▸ **SET EXERCISE 1**:
Quote the reflection on Peter's rebuke word for word, covering the stretch from "Jesus was ready" through "we could live.".
▸ **SET EXERCISE 2**:
Answer these questions from the reflection on Peter's rebuke:
(a) According to Jesus' prediction, who would cause Him to suffer greatly?
(b) What is the first of the three things the reflection on Peter's rebuke says we must realize?
(c) What did Peter allow fear to tempt him to do?
▸ **SET EXERCISE 3**:
Proceed with the reflection on Peter's rebuke, picking up after its final sentence.

▸ **SOURCE DOCUMENT**:
---+---

Just before Jesus gave this teaching, He predicted to the Twelve for the first time that He would “suffer greatly from the elders, the chief priests, and the scribes, and be killed and on the third day be raised.” In fear, Peter objected, saying, “God forbid, Lord! No such thing shall ever happen to you.” To Peter’s statement, Jesus responds firmly, “Get behind me, Satan! You are an obstacle to me. You are thinking not as God does, but as human beings do.” What a difficult thing that must have been to hear from Jesus!

Jesus was ready and willing to suffer and die for the salvation of the world. He knew that by dying He would transform death itself into the very means of eternal salvation. He knew that laying down His life in this way was the greatest act of love He could offer; therefore, Jesus didn’t hesitate at all. He was ready and willing to give His human life so that we could live.

To understand this we must realize three things. First, by assuming our human nature, Jesus forged a bond between God and humanity. Second, by sharing in our death He made it possible for us to cling to Him in our own death. Third, by rising from the dead, Jesus made it possible for those who cling to Him in death to also share in His Resurrection. Though we will only fully understand this great mystery of redemption in Heaven, we must strive to comprehend it as best we can here on earth.

Peter did not understand this, at least not at that moment when Jesus first revealed it. Peter allowed fear to tempt him to interfere in Jesus’ glorious act of salvation. This is why Jesus rebuked him so strongly. It was a loving rebuke meant to free Peter from his fear and to give him courage to embrace the Sacrifice Jesus was about to offer.

The passage quoted above follows Peter’s rebuke and is Jesus’ instruction on how we will all share in His gift of salvation. In order to rise with Christ, we must freely die with Him. We must deny ourselves, meaning all selfishness and sin, and imitate Jesus’ heroic sacrificial gift of His life. The result will be that we are united to Him in His death and in His Resurrection to new life.

---+---

▸ **SOURCE DATA**:
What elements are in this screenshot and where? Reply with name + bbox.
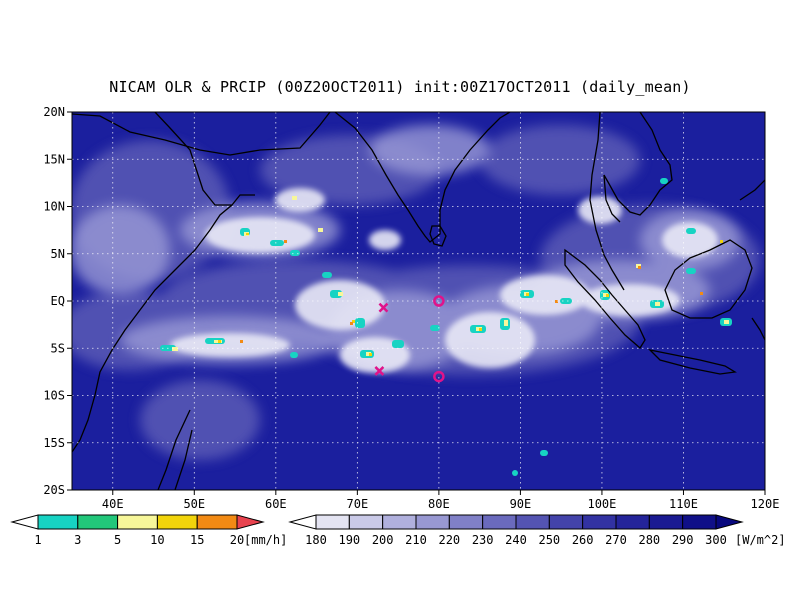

---+---

▸ **ANSWER 1**:
Jesus was ready and willing to suffer and die for the salvation of the world. He knew that by dying He would transform death itself into the very means of eternal salvation. He knew that laying down His life in this way was the greatest act of love He could offer; therefore, Jesus didn’t hesitate at all. He was ready and willing to give His human life so that we could live.

▸ **ANSWER 2**:
(a) The elders, the chief priests, and the scribes.
(b) By assuming our human nature, Jesus forged a bond between God and humanity.
(c) To interfere in Jesus' glorious act of salvation.

▸ **ANSWER 3**:
Fear can paralyze us. But fear, in this case, is a response that is based on an error. We embrace that error when we act out of selfishness. Each of us will die. That’s a fact. The question is how we die. We can either die selfishly, seeing our earthly life as the center of all. Or we can die in a self-giving way with our Lord by uniting ourselves to His act of sacrificial love. We do this by turning our eyes away from ourselves and seeking out every way that we can imitate Jesus’ death. We must strive to serve, live sacrificially, put God’s will first, unite ourselves to Christ, and make love for our neighbor our mission in life. This is what Jesus did. When we do this, we take up our cross, follow Him, die with Him, and are prepared to share in His Resurrection. This is the only way to eternal life.

Reflect, today, upon the words “Take up your cross and follow Me.” This is Jesus’ most sacred instruction to us all on how we should live and how we will share in His gift of eternal life. What cross in your life are you fearful of? What act of sacrifice do you avoid? True love hurts in the sense that it is always selfless. We must die to ourselves. Reflect upon any way that you fail to do this, and allow Jesus’ rebuke of Peter to also rebuke you so that you will be freed from the fear of this holy sacrificial love that will unite you to our Lord.

My sacrificial Lord, You did not fear laying down Your sacred life for us all. You embraced Your mission of love by entering into death itself so that we could die with You and thus share in Your Resurrection. Please free me from all fear of the crosses in my life and help me to fully embrace a life of sacrificial love. Jesus, I trust in You.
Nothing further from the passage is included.